◆ What is asked ◆
Every line below that holds the string "JSON" should be copied out.

(Figure record extracts)
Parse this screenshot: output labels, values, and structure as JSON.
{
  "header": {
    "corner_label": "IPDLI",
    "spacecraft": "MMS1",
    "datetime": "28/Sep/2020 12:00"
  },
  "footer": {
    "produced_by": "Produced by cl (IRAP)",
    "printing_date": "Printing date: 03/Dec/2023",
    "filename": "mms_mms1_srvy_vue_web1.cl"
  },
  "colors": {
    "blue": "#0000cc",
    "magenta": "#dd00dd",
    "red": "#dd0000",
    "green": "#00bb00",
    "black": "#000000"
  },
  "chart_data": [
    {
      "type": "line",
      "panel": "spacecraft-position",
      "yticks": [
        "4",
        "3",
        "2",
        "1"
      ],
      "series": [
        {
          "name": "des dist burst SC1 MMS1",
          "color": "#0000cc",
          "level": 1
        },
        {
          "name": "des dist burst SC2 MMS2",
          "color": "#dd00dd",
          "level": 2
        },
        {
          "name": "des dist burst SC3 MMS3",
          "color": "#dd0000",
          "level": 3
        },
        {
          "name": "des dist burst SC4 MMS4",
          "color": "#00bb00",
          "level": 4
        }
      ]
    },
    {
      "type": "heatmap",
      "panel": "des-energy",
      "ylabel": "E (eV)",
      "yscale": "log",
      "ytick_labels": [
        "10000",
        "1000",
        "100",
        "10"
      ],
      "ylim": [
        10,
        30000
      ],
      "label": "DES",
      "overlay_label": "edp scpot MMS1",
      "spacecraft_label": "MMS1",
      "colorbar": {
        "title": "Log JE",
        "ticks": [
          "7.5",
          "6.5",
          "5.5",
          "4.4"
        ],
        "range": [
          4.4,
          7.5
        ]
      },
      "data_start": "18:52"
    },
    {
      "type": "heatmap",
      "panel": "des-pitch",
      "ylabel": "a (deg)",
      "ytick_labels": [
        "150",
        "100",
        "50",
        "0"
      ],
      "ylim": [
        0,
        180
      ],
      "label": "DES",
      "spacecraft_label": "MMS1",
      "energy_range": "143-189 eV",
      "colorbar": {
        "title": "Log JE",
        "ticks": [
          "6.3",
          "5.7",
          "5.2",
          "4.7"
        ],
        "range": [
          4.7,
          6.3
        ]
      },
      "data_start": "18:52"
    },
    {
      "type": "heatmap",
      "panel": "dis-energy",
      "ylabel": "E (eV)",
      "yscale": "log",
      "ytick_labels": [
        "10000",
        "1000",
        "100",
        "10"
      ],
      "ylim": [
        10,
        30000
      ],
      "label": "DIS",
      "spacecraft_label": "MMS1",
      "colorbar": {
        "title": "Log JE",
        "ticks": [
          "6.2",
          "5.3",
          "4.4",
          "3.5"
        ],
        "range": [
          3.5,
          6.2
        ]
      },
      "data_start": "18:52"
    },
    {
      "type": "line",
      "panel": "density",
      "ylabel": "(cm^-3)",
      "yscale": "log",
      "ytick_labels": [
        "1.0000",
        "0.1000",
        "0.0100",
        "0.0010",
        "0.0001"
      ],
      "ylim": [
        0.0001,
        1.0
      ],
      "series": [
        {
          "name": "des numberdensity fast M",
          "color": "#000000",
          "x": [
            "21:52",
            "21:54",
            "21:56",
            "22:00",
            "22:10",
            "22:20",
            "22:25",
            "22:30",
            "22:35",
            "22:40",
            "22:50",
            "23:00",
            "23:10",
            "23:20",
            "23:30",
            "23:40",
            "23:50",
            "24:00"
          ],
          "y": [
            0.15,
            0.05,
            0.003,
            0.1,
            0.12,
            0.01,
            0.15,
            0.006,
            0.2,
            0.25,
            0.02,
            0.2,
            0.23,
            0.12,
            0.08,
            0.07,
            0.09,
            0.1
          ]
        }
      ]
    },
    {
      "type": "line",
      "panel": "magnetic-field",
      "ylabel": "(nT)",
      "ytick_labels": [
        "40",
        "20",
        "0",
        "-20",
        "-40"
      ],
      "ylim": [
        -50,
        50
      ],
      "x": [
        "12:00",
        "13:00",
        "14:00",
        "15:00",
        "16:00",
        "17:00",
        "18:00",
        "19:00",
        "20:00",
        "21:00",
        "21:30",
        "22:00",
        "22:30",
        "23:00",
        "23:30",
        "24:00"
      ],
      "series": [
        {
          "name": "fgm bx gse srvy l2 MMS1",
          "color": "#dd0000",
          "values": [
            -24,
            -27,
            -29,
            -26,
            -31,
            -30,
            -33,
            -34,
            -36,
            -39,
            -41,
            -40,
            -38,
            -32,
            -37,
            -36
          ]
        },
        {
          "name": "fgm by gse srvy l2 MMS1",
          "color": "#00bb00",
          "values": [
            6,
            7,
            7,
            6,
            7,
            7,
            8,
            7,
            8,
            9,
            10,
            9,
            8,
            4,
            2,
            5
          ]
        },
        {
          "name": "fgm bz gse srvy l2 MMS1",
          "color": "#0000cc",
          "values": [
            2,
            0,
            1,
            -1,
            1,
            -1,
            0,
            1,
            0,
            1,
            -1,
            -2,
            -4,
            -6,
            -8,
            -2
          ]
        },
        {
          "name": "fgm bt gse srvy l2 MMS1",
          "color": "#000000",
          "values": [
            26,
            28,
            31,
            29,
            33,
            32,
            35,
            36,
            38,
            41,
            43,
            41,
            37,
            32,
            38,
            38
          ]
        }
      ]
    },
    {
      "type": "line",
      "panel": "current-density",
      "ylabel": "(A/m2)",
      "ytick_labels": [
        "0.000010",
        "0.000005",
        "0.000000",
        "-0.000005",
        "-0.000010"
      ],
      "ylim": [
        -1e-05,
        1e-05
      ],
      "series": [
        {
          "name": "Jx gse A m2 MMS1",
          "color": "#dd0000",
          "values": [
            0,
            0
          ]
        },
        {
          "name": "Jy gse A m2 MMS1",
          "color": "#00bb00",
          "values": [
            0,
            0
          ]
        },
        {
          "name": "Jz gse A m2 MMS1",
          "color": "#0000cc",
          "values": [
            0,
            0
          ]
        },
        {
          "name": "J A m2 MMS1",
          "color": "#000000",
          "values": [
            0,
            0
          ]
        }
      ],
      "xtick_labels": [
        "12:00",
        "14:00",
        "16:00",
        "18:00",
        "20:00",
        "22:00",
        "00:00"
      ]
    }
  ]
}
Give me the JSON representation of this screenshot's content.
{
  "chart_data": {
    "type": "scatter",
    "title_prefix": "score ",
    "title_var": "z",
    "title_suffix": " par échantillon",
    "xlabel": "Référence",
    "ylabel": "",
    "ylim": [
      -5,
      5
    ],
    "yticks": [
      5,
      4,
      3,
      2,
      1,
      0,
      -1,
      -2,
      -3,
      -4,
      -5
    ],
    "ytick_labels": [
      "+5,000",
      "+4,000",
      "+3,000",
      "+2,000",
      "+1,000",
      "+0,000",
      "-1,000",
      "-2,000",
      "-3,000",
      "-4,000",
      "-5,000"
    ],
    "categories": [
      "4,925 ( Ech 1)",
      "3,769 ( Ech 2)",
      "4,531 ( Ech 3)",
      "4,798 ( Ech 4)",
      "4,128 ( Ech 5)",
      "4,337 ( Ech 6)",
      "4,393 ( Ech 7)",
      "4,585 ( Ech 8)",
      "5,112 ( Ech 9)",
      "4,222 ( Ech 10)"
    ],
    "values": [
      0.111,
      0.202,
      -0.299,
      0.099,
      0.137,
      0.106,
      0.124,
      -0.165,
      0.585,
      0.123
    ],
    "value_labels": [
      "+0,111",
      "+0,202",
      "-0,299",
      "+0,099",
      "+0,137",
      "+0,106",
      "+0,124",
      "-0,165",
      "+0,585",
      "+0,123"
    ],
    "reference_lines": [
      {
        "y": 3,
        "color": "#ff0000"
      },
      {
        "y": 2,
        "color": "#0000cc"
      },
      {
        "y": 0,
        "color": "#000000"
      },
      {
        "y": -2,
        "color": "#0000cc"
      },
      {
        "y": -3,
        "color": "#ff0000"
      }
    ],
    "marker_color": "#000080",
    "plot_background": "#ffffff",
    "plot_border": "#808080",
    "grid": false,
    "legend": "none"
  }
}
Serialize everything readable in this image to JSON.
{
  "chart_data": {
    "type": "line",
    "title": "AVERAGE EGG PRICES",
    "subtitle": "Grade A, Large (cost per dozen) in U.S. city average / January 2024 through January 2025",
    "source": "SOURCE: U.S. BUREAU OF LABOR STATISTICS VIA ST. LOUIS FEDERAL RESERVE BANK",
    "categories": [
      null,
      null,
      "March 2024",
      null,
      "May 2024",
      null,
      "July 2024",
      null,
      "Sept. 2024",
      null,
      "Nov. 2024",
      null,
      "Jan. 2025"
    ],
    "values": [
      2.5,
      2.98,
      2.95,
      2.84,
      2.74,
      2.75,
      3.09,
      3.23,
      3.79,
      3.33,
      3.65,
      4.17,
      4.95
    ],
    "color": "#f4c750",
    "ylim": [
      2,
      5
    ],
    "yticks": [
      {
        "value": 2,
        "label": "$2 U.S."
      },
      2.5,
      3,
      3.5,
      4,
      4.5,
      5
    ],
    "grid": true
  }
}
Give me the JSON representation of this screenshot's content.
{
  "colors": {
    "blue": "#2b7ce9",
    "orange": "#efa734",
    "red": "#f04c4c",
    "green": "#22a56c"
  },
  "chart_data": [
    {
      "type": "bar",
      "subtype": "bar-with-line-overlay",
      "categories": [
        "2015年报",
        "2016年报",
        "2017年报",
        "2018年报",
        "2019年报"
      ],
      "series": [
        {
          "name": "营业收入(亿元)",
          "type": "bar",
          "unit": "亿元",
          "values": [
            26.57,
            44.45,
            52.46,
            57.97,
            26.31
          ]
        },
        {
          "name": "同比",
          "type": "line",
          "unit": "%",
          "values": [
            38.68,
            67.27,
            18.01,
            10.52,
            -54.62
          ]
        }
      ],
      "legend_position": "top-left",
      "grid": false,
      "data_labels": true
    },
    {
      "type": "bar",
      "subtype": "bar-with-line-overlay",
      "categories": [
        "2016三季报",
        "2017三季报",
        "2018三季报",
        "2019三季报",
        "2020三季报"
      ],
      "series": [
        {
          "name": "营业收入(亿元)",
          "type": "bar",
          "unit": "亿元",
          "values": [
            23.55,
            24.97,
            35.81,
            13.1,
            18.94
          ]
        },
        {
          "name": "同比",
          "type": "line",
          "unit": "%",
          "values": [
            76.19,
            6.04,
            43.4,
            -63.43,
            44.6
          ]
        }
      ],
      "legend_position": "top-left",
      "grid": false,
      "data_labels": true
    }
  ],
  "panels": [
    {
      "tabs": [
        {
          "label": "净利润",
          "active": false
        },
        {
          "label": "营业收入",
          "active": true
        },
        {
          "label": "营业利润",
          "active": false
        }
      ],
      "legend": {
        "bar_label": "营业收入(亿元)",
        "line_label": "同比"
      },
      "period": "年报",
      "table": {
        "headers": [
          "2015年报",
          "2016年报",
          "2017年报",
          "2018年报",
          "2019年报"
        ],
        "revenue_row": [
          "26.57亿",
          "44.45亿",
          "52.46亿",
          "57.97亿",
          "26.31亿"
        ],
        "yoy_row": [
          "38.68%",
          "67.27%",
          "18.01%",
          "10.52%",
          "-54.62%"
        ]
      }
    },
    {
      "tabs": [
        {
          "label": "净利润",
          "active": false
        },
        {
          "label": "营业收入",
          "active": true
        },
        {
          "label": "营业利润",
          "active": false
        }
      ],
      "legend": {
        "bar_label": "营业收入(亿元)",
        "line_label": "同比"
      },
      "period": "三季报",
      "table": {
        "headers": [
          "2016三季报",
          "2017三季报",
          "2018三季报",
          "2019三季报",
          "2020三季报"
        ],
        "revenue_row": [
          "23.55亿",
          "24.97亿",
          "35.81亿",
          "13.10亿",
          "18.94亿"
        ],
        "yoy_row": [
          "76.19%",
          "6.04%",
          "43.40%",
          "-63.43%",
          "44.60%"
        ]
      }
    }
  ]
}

◆ Exercise output ◆
Parse this screenshot: output labels, values, and structure as JSON.
Give me the JSON representation of this screenshot's content.
Serialize everything readable in this image to JSON.
Give me the JSON representation of this screenshot's content.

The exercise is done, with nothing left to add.